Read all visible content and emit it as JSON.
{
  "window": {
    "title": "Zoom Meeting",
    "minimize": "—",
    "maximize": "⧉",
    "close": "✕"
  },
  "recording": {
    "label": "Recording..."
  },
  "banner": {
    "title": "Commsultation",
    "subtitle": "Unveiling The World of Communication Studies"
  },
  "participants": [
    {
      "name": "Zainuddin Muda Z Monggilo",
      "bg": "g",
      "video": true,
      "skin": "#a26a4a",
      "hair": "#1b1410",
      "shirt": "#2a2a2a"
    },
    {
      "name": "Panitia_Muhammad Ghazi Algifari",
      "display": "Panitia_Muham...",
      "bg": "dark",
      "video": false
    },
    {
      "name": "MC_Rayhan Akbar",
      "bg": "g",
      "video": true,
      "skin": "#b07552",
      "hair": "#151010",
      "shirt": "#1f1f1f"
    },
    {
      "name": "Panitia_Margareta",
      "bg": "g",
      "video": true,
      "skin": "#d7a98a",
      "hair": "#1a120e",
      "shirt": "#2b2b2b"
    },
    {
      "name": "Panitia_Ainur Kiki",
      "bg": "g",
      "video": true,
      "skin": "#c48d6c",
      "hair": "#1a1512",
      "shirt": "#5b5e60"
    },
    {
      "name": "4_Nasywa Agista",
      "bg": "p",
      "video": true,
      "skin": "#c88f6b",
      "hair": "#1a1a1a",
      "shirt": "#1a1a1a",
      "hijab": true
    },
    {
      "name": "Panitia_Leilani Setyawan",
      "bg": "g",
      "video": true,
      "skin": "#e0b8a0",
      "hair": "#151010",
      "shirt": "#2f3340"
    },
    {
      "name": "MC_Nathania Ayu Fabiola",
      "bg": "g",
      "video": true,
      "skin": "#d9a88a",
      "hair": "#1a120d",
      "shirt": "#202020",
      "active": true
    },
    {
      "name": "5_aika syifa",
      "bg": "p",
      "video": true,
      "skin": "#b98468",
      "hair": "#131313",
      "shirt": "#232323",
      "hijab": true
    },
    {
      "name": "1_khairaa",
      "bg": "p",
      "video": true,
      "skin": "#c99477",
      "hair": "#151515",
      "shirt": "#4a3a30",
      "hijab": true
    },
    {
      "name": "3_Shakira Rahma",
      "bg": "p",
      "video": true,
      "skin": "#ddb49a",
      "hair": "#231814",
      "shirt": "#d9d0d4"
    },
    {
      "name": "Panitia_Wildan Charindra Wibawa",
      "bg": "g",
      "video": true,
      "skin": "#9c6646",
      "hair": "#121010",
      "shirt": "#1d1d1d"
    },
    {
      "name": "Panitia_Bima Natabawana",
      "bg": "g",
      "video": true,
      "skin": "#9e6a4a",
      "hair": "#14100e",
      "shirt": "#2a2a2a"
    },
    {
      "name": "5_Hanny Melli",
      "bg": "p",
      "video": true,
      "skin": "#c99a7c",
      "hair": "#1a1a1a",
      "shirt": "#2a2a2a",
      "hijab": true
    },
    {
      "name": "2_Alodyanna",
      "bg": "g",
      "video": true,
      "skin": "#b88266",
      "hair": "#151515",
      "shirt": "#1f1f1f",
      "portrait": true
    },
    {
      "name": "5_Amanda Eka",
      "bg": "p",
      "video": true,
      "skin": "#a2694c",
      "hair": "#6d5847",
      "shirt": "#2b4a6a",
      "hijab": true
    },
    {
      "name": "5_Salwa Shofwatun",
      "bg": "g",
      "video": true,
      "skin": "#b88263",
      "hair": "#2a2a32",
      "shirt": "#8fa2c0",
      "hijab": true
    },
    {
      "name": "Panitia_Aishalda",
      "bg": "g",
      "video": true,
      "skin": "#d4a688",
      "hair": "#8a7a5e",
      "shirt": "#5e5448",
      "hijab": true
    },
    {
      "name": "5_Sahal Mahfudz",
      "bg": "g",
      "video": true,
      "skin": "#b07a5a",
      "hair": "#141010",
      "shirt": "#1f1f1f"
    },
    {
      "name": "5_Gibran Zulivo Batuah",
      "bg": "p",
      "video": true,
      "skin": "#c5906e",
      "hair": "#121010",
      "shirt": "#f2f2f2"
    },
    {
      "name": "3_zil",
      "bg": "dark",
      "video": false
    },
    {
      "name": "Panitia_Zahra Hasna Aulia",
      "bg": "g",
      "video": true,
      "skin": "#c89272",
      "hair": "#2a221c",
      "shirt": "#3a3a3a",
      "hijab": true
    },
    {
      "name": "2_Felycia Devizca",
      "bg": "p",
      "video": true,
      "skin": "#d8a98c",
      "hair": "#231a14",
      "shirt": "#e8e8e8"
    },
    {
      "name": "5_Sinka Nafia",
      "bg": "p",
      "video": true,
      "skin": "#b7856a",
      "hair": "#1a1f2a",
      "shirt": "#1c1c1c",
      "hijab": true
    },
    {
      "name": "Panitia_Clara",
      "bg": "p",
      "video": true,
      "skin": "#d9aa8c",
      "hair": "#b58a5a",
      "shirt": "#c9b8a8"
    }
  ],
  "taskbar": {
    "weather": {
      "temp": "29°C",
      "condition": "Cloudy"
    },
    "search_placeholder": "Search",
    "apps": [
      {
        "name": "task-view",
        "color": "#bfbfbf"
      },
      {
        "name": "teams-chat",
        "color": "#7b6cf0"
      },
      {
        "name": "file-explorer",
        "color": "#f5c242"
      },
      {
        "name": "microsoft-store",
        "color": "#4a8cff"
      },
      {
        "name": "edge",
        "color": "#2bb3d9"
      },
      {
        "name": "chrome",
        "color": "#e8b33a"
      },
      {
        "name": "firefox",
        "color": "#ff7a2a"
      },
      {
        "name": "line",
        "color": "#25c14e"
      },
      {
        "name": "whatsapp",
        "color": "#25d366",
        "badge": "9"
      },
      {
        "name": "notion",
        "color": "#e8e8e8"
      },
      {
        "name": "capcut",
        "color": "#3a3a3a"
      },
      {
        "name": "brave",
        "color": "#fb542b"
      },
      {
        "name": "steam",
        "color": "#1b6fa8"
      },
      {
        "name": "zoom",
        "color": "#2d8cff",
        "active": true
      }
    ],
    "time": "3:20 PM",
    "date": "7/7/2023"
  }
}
━━━━━━
## Requirements
Copy all of the material word for word.

## Response for this exercise
Read all visible content and emit it as JSON.
{
  "window": {
    "title": "Zoom Meeting",
    "minimize": "—",
    "maximize": "⧉",
    "close": "✕"
  },
  "recording": {
    "label": "Recording..."
  },
  "banner": {
    "title": "Commsultation",
    "subtitle": "Unveiling The World of Communication Studies"
  },
  "participants": [
    {
      "name": "Zainuddin Muda Z Monggilo",
      "bg": "g",
      "video": true,
      "skin": "#a26a4a",
      "hair": "#1b1410",
      "shirt": "#2a2a2a"
    },
    {
      "name": "Panitia_Muhammad Ghazi Algifari",
      "display": "Panitia_Muham...",
      "bg": "dark",
      "video": false
    },
    {
      "name": "MC_Rayhan Akbar",
      "bg": "g",
      "video": true,
      "skin": "#b07552",
      "hair": "#151010",
      "shirt": "#1f1f1f"
    },
    {
      "name": "Panitia_Margareta",
      "bg": "g",
      "video": true,
      "skin": "#d7a98a",
      "hair": "#1a120e",
      "shirt": "#2b2b2b"
    },
    {
      "name": "Panitia_Ainur Kiki",
      "bg": "g",
      "video": true,
      "skin": "#c48d6c",
      "hair": "#1a1512",
      "shirt": "#5b5e60"
    },
    {
      "name": "4_Nasywa Agista",
      "bg": "p",
      "video": true,
      "skin": "#c88f6b",
      "hair": "#1a1a1a",
      "shirt": "#1a1a1a",
      "hijab": true
    },
    {
      "name": "Panitia_Leilani Setyawan",
      "bg": "g",
      "video": true,
      "skin": "#e0b8a0",
      "hair": "#151010",
      "shirt": "#2f3340"
    },
    {
      "name": "MC_Nathania Ayu Fabiola",
      "bg": "g",
      "video": true,
      "skin": "#d9a88a",
      "hair": "#1a120d",
      "shirt": "#202020",
      "active": true
    },
    {
      "name": "5_aika syifa",
      "bg": "p",
      "video": true,
      "skin": "#b98468",
      "hair": "#131313",
      "shirt": "#232323",
      "hijab": true
    },
    {
      "name": "1_khairaa",
      "bg": "p",
      "video": true,
      "skin": "#c99477",
      "hair": "#151515",
      "shirt": "#4a3a30",
      "hijab": true
    },
    {
      "name": "3_Shakira Rahma",
      "bg": "p",
      "video": true,
      "skin": "#ddb49a",
      "hair": "#231814",
      "shirt": "#d9d0d4"
    },
    {
      "name": "Panitia_Wildan Charindra Wibawa",
      "bg": "g",
      "video": true,
      "skin": "#9c6646",
      "hair": "#121010",
      "shirt": "#1d1d1d"
    },
    {
      "name": "Panitia_Bima Natabawana",
      "bg": "g",
      "video": true,
      "skin": "#9e6a4a",
      "hair": "#14100e",
      "shirt": "#2a2a2a"
    },
    {
      "name": "5_Hanny Melli",
      "bg": "p",
      "video": true,
      "skin": "#c99a7c",
      "hair": "#1a1a1a",
      "shirt": "#2a2a2a",
      "hijab": true
    },
    {
      "name": "2_Alodyanna",
      "bg": "g",
      "video": true,
      "skin": "#b88266",
      "hair": "#151515",
      "shirt": "#1f1f1f",
      "portrait": true
    },
    {
      "name": "5_Amanda Eka",
      "bg": "p",
      "video": true,
      "skin": "#a2694c",
      "hair": "#6d5847",
      "shirt": "#2b4a6a",
      "hijab": true
    },
    {
      "name": "5_Salwa Shofwatun",
      "bg": "g",
      "video": true,
      "skin": "#b88263",
      "hair": "#2a2a32",
      "shirt": "#8fa2c0",
      "hijab": true
    },
    {
      "name": "Panitia_Aishalda",
      "bg": "g",
      "video": true,
      "skin": "#d4a688",
      "hair": "#8a7a5e",
      "shirt": "#5e5448",
      "hijab": true
    },
    {
      "name": "5_Sahal Mahfudz",
      "bg": "g",
      "video": true,
      "skin": "#b07a5a",
      "hair": "#141010",
      "shirt": "#1f1f1f"
    },
    {
      "name": "5_Gibran Zulivo Batuah",
      "bg": "p",
      "video": true,
      "skin": "#c5906e",
      "hair": "#121010",
      "shirt": "#f2f2f2"
    },
    {
      "name": "3_zil",
      "bg": "dark",
      "video": false
    },
    {
      "name": "Panitia_Zahra Hasna Aulia",
      "bg": "g",
      "video": true,
      "skin": "#c89272",
      "hair": "#2a221c",
      "shirt": "#3a3a3a",
      "hijab": true
    },
    {
      "name": "2_Felycia Devizca",
      "bg": "p",
      "video": true,
      "skin": "#d8a98c",
      "hair": "#231a14",
      "shirt": "#e8e8e8"
    },
    {
      "name": "5_Sinka Nafia",
      "bg": "p",
      "video": true,
      "skin": "#b7856a",
      "hair": "#1a1f2a",
      "shirt": "#1c1c1c",
      "hijab": true
    },
    {
      "name": "Panitia_Clara",
      "bg": "p",
      "video": true,
      "skin": "#d9aa8c",
      "hair": "#b58a5a",
      "shirt": "#c9b8a8"
    }
  ],
  "taskbar": {
    "weather": {
      "temp": "29°C",
      "condition": "Cloudy"
    },
    "search_placeholder": "Search",
    "apps": [
      {
        "name": "task-view",
        "color": "#bfbfbf"
      },
      {
        "name": "teams-chat",
        "color": "#7b6cf0"
      },
      {
        "name": "file-explorer",
        "color": "#f5c242"
      },
      {
        "name": "microsoft-store",
        "color": "#4a8cff"
      },
      {
        "name": "edge",
        "color": "#2bb3d9"
      },
      {
        "name": "chrome",
        "color": "#e8b33a"
      },
      {
        "name": "firefox",
        "color": "#ff7a2a"
      },
      {
        "name": "line",
        "color": "#25c14e"
      },
      {
        "name": "whatsapp",
        "color": "#25d366",
        "badge": "9"
      },
      {
        "name": "notion",
        "color": "#e8e8e8"
      },
      {
        "name": "capcut",
        "color": "#3a3a3a"
      },
      {
        "name": "brave",
        "color": "#fb542b"
      },
      {
        "name": "steam",
        "color": "#1b6fa8"
      },
      {
        "name": "zoom",
        "color": "#2d8cff",
        "active": true
      }
    ],
    "time": "3:20 PM",
    "date": "7/7/2023"
  }
}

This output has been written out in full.